Data to process |
┌────────

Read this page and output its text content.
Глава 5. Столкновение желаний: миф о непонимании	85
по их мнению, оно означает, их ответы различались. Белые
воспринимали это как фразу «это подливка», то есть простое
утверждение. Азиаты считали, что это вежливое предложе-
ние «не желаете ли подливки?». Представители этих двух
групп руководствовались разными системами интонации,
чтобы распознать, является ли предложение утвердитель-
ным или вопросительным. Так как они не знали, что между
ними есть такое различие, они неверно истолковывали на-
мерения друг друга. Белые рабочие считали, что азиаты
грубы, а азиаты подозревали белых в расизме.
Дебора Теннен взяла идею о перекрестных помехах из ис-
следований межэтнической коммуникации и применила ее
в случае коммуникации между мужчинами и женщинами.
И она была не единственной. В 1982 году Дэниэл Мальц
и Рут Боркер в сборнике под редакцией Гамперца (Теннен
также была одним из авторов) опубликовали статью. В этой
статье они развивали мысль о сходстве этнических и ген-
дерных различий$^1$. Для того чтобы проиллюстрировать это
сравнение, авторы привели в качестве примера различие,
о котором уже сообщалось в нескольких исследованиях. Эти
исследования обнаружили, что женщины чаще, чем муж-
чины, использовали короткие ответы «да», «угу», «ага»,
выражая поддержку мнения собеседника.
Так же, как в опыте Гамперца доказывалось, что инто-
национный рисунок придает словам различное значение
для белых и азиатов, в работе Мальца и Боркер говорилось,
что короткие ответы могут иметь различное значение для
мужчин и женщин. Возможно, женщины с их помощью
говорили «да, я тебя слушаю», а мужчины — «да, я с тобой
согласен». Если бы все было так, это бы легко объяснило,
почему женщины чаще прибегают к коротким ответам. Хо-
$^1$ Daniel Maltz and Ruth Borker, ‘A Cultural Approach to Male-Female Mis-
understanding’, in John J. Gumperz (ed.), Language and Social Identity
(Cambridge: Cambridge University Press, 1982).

└────────

Aim | Scan the material and collect every line that contains "была".

Worked answer |
И она была не единственной. В 1982 году Дэниэл Мальц
также была одним из авторов) опубликовали статью. В этой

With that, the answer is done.